- [Aim] Transcribe every line exactly. Leave the pictures behind.
------ Material for the task
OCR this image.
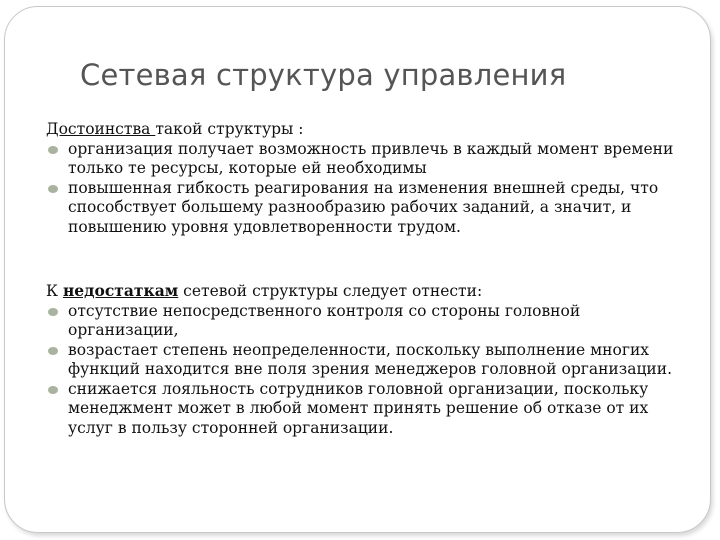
Сетевая структура управления

Достоинства такой структуры :

организация получает возможность привлечь в каждый момент времени только те ресурсы, которые ей необходимы
повышенная гибкость реагирования на изменения внешней среды, что способствует большему разнообразию рабочих заданий, а значит, и повышению уровня удовлетворенности трудом.

К недостаткам сетевой структуры следует отнести:

отсутствие непосредственного контроля со стороны головной организации,
возрастает степень неопределенности, поскольку выполнение многих функций находится вне поля зрения менеджеров головной организации.
снижается лояльность сотрудников головной организации, поскольку менеджмент может в любой момент принять решение об отказе от их услуг в пользу сторонней организации.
------------
- [Written solution]
OCR this image.
Сетевая структура управления

Достоинства такой структуры :

организация получает возможность привлечь в каждый момент времени только те ресурсы, которые ей необходимы
повышенная гибкость реагирования на изменения внешней среды, что способствует большему разнообразию рабочих заданий, а значит, и повышению уровня удовлетворенности трудом.

К недостаткам сетевой структуры следует отнести:

отсутствие непосредственного контроля со стороны головной организации,
возрастает степень неопределенности, поскольку выполнение многих функций находится вне поля зрения менеджеров головной организации.
снижается лояльность сотрудников головной организации, поскольку менеджмент может в любой момент принять решение об отказе от их услуг в пользу сторонней организации.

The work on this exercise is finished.